#### Task instructions:
(1) Decide whether each statement agrees with the United Methodist Church text below, answering yes or no and quoting the deciding words: (a) the General Conference meeting was delayed for a third time because of the coronavirus pandemic; (b) the issue has interfered with General Conference business for about 20 years; (c) the Protocol agreement is designed to allow a pathway for a gracious separation.
(2) Proceed with the United Methodist Church text below, writing on from its final sentence.

#### Extract to read:
United Methodist Church postpones meeting
to discuss split over LGBTQ inclusion for third time

March 4, 2022:  The United Methodist Church has delayed its General Conference meeting for a third time because of the continuing coronavirus pandemic.
- Read the full article (Washington post)

General Conference Information Sessions for Midway


Click on each question to reveal response.

MUMC's leadership published a letter on July 1st, 2021, entitled "A Perspective on the United Methodist Church and Looking to the Future." The letter, posted in the MUMC General Conference Communications Task Force section of the MUMC website, more clearly and carefully describes the issues. The core issue currently facing the UMC is how to best accommodate differences in opinion dealing with issues of human sexuality and the rights of self-avowed homosexuals to be ordained clergy and for same sex marriages to be recognized. It is an issue which has interfered with the meaningful conduct of business of the General Conference for over 50 years and the means of reconciling those differences of op`inion have not worked. The most recent attempt to allow for those of differing opinions to continue to worship and share Wesleyan-based Methodism along with the various UMC ministries is through a mediated agreement and plan called the Protocol of Reconciliation and Grace through Separation. The "Protocol" agreement is designed to allow a pathway for a gracious separation of the UMC denomination and thereby allow for accommodative Books of Discipline to govern on human sexuality issues with respect to post-UMC churches and affiliations. The General Conference Task Force respectfully requests anyone interested to learn more regarding the present challenge facing the UMC to visit the MUMC General Conference Communications Task Force section of the MUMC website.

[Data entries]
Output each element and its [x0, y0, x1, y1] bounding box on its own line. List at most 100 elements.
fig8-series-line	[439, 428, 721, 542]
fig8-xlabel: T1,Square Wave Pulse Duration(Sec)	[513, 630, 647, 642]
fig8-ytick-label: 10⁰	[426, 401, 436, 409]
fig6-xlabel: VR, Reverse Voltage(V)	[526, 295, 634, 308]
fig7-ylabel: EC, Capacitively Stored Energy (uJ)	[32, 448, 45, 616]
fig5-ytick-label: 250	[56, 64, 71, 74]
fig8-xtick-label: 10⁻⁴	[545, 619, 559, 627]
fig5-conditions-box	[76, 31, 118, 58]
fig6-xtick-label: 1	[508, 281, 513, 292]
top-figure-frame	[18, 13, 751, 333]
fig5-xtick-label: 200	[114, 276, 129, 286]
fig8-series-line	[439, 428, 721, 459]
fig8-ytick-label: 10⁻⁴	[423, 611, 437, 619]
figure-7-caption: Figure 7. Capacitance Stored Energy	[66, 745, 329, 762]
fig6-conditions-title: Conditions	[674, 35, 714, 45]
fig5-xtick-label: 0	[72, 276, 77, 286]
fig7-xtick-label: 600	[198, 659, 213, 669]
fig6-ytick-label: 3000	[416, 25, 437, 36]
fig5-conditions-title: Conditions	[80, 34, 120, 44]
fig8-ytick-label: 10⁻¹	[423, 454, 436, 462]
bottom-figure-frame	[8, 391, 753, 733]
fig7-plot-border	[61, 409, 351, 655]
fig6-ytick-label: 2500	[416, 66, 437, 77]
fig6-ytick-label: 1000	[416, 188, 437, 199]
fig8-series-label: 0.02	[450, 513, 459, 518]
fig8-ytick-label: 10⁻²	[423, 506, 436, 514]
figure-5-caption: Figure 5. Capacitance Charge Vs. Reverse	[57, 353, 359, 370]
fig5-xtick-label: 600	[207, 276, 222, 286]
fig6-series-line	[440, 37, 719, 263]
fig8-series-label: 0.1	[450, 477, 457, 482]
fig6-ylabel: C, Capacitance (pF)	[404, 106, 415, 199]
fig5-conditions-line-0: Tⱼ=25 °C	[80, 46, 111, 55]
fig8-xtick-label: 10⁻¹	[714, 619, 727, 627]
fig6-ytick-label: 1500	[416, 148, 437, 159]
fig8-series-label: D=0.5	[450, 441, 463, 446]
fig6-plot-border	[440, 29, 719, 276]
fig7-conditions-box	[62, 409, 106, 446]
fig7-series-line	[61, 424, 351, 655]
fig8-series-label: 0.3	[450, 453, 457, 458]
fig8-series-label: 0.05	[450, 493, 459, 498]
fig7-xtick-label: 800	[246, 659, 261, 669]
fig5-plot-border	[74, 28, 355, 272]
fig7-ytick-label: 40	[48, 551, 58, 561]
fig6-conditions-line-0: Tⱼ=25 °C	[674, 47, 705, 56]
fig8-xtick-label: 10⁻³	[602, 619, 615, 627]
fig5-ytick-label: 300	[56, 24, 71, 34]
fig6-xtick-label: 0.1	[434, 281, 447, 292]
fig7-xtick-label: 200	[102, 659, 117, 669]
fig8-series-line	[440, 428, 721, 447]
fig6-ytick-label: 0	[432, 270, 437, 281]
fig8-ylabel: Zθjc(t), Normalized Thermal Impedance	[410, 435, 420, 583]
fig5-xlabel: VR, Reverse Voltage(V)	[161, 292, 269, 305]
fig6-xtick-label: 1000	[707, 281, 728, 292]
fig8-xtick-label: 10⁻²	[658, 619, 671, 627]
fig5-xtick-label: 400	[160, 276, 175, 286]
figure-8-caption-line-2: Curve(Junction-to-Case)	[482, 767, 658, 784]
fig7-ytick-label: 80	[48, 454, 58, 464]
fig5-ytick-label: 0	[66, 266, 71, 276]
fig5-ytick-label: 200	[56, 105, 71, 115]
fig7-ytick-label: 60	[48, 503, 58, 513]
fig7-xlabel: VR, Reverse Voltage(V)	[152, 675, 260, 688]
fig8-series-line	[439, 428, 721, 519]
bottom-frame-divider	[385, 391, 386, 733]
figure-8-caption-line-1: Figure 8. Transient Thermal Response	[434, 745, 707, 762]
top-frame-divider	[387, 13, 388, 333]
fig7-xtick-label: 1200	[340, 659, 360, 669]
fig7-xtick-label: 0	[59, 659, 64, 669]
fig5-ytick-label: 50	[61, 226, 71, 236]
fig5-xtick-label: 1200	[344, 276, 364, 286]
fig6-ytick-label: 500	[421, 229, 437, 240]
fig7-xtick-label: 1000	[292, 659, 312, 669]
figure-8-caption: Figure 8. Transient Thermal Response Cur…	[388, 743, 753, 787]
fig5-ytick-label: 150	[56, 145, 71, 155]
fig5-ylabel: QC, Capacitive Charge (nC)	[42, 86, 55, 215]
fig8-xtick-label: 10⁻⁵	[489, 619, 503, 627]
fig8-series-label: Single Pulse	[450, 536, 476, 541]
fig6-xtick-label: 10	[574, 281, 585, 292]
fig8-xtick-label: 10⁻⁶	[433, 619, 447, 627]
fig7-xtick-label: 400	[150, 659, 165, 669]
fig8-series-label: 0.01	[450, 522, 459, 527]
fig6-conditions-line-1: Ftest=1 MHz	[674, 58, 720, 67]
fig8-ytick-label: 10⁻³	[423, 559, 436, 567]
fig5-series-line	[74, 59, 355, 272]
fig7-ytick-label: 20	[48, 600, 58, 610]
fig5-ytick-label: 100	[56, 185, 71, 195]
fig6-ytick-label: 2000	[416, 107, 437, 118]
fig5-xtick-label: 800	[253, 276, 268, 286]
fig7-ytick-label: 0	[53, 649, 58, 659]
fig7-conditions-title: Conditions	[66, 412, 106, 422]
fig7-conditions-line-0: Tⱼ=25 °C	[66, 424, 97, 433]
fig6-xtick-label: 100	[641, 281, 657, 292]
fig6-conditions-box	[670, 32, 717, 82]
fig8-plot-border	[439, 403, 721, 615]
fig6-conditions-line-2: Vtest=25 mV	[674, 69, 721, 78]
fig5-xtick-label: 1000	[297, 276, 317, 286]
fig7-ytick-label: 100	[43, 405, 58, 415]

#### Per-task outputs:
(1)
(a) Yes: "has delayed its General Conference meeting for a third time because of the continuing coronavirus pandemic."
(b) No: "for over 50 years."
(c) Yes: "designed to allow a pathway for a gracious separation of the UMC denomination."

(2)
The Protocol is a formal agreement created and signed by an ad hoc group of respected leaders from three constituencies in the UMC - traditionalists, centrists, and progressives - as a result of a months-long mediated negotiation. The signatories to the Protocol have agreed to support the development and implementation of legislation necessary to implement the terms of the Protocol. Hence, the Protocol is a mediated settlement making provisions to allow for the current UMC to accommodate legislative changes to the current Book of Discipline and simply allows for alternative post-UMC denominational affiliations to form and adopt their own disciplines. Our church leadership has been keeping abreast of the status what will be considered at General Conference being mindful that we want MUMC to always be a welcoming place of worship open to all members of the surrounding communities, exclusive of no one. There will be various options for the church to consider when the direction of the UMC denomination and formation of new Post-UMC affiliate denominations come into clearer focus. You can read more about the Protocol at www.gracethroughseparation.com

The General Conference (General Conference) will not consider the various legislative petitions presented until its next called meeting currently rescheduled for August 25 thru September 6, 2022 to be held in Minneapolis, Minnesota. Annual conference for the North Georgia Conference (NGC) is generally held in late May or early June of each year which means NGC would not consider any legislation adopted by the General Conference until May or June of 2023 under normal conditions. However, it is always possible the Annual Conference could convene a special annual conference to consider and vote upon legislation adopted by General Conference After the Annual Conference chooses its direction or affiliation, if MUMC should desire to disaffiliate from the North Georgia Annual Conference, it will have until December 31, 2023 (subject to extension) to declare its intention and to complete the requirements of its plan for disaffiliation. This action of the local church will only take place after the congregation has been provided a clear understanding of the best options available to either chart its own independent future or choose another UMC affiliation.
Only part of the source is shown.